Task prompt ▸
In full and without alteration, give the listing again.

━━ Recorded data

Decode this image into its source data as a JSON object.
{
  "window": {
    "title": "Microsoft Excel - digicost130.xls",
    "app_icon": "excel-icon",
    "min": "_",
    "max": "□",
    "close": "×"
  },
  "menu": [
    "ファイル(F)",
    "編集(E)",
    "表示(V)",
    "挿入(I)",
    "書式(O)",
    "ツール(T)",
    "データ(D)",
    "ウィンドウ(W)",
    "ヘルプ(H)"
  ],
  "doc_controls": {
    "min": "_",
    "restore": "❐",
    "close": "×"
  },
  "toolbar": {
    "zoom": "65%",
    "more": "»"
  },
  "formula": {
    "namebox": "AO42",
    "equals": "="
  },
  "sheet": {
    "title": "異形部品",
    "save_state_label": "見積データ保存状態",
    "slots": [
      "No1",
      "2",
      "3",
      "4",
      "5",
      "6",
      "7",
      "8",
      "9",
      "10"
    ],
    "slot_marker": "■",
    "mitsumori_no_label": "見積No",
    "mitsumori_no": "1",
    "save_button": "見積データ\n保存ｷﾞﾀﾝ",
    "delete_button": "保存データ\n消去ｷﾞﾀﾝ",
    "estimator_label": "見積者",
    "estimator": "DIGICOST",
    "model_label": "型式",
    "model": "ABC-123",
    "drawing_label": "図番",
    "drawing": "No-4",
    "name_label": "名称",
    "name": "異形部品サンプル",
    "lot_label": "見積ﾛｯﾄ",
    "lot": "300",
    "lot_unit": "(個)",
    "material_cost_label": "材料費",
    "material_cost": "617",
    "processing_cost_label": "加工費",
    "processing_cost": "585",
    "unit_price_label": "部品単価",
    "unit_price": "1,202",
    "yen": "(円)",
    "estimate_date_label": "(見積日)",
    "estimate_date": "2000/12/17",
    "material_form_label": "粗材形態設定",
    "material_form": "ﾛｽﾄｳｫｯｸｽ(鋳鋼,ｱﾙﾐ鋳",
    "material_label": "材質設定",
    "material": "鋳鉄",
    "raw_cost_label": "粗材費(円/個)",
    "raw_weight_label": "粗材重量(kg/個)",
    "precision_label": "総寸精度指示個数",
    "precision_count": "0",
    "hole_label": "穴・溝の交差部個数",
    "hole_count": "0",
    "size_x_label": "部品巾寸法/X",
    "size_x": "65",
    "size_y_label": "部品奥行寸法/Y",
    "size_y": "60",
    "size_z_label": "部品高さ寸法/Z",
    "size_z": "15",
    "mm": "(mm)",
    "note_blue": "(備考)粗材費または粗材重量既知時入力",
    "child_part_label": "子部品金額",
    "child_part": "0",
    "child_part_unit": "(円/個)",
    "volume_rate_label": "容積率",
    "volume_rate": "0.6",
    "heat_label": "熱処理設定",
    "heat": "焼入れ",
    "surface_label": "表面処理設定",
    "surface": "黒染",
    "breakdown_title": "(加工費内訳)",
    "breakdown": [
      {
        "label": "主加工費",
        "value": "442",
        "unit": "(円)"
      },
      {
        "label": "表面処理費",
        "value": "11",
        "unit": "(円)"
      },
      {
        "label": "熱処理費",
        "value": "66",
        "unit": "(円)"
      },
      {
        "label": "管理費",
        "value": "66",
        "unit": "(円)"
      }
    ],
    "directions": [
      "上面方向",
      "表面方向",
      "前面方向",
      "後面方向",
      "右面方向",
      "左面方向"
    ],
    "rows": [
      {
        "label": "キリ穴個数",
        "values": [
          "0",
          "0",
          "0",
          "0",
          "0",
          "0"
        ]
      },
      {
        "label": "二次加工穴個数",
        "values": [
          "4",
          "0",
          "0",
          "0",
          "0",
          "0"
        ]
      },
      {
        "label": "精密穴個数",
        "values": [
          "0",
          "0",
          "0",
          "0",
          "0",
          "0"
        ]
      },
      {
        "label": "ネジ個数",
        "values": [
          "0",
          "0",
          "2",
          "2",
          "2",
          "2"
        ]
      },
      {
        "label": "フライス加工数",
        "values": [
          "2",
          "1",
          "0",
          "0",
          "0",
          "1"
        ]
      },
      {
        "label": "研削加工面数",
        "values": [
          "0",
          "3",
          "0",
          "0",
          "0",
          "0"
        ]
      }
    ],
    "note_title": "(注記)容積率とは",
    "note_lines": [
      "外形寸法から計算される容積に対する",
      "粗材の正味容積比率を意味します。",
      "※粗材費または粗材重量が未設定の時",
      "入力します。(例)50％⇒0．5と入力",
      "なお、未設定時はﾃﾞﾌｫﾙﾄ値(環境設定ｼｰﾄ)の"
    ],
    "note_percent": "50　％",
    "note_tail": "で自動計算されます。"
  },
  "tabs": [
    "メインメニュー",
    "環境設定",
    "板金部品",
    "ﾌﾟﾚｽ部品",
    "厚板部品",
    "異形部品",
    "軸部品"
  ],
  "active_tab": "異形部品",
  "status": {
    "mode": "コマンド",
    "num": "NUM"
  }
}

━━━━

Task output ▸
Decode this image into its source data as a JSON object.
{
  "window": {
    "title": "Microsoft Excel - digicost130.xls",
    "app_icon": "excel-icon",
    "min": "_",
    "max": "□",
    "close": "×"
  },
  "menu": [
    "ファイル(F)",
    "編集(E)",
    "表示(V)",
    "挿入(I)",
    "書式(O)",
    "ツール(T)",
    "データ(D)",
    "ウィンドウ(W)",
    "ヘルプ(H)"
  ],
  "doc_controls": {
    "min": "_",
    "restore": "❐",
    "close": "×"
  },
  "toolbar": {
    "zoom": "65%",
    "more": "»"
  },
  "formula": {
    "namebox": "AO42",
    "equals": "="
  },
  "sheet": {
    "title": "異形部品",
    "save_state_label": "見積データ保存状態",
    "slots": [
      "No1",
      "2",
      "3",
      "4",
      "5",
      "6",
      "7",
      "8",
      "9",
      "10"
    ],
    "slot_marker": "■",
    "mitsumori_no_label": "見積No",
    "mitsumori_no": "1",
    "save_button": "見積データ\n保存ｷﾞﾀﾝ",
    "delete_button": "保存データ\n消去ｷﾞﾀﾝ",
    "estimator_label": "見積者",
    "estimator": "DIGICOST",
    "model_label": "型式",
    "model": "ABC-123",
    "drawing_label": "図番",
    "drawing": "No-4",
    "name_label": "名称",
    "name": "異形部品サンプル",
    "lot_label": "見積ﾛｯﾄ",
    "lot": "300",
    "lot_unit": "(個)",
    "material_cost_label": "材料費",
    "material_cost": "617",
    "processing_cost_label": "加工費",
    "processing_cost": "585",
    "unit_price_label": "部品単価",
    "unit_price": "1,202",
    "yen": "(円)",
    "estimate_date_label": "(見積日)",
    "estimate_date": "2000/12/17",
    "material_form_label": "粗材形態設定",
    "material_form": "ﾛｽﾄｳｫｯｸｽ(鋳鋼,ｱﾙﾐ鋳",
    "material_label": "材質設定",
    "material": "鋳鉄",
    "raw_cost_label": "粗材費(円/個)",
    "raw_weight_label": "粗材重量(kg/個)",
    "precision_label": "総寸精度指示個数",
    "precision_count": "0",
    "hole_label": "穴・溝の交差部個数",
    "hole_count": "0",
    "size_x_label": "部品巾寸法/X",
    "size_x": "65",
    "size_y_label": "部品奥行寸法/Y",
    "size_y": "60",
    "size_z_label": "部品高さ寸法/Z",
    "size_z": "15",
    "mm": "(mm)",
    "note_blue": "(備考)粗材費または粗材重量既知時入力",
    "child_part_label": "子部品金額",
    "child_part": "0",
    "child_part_unit": "(円/個)",
    "volume_rate_label": "容積率",
    "volume_rate": "0.6",
    "heat_label": "熱処理設定",
    "heat": "焼入れ",
    "surface_label": "表面処理設定",
    "surface": "黒染",
    "breakdown_title": "(加工費内訳)",
    "breakdown": [
      {
        "label": "主加工費",
        "value": "442",
        "unit": "(円)"
      },
      {
        "label": "表面処理費",
        "value": "11",
        "unit": "(円)"
      },
      {
        "label": "熱処理費",
        "value": "66",
        "unit": "(円)"
      },
      {
        "label": "管理費",
        "value": "66",
        "unit": "(円)"
      }
    ],
    "directions": [
      "上面方向",
      "表面方向",
      "前面方向",
      "後面方向",
      "右面方向",
      "左面方向"
    ],
    "rows": [
      {
        "label": "キリ穴個数",
        "values": [
          "0",
          "0",
          "0",
          "0",
          "0",
          "0"
        ]
      },
      {
        "label": "二次加工穴個数",
        "values": [
          "4",
          "0",
          "0",
          "0",
          "0",
          "0"
        ]
      },
      {
        "label": "精密穴個数",
        "values": [
          "0",
          "0",
          "0",
          "0",
          "0",
          "0"
        ]
      },
      {
        "label": "ネジ個数",
        "values": [
          "0",
          "0",
          "2",
          "2",
          "2",
          "2"
        ]
      },
      {
        "label": "フライス加工数",
        "values": [
          "2",
          "1",
          "0",
          "0",
          "0",
          "1"
        ]
      },
      {
        "label": "研削加工面数",
        "values": [
          "0",
          "3",
          "0",
          "0",
          "0",
          "0"
        ]
      }
    ],
    "note_title": "(注記)容積率とは",
    "note_lines": [
      "外形寸法から計算される容積に対する",
      "粗材の正味容積比率を意味します。",
      "※粗材費または粗材重量が未設定の時",
      "入力します。(例)50％⇒0．5と入力",
      "なお、未設定時はﾃﾞﾌｫﾙﾄ値(環境設定ｼｰﾄ)の"
    ],
    "note_percent": "50　％",
    "note_tail": "で自動計算されます。"
  },
  "tabs": [
    "メインメニュー",
    "環境設定",
    "板金部品",
    "ﾌﾟﾚｽ部品",
    "厚板部品",
    "異形部品",
    "軸部品"
  ],
  "active_tab": "異形部品",
  "status": {
    "mode": "コマンド",
    "num": "NUM"
  }
}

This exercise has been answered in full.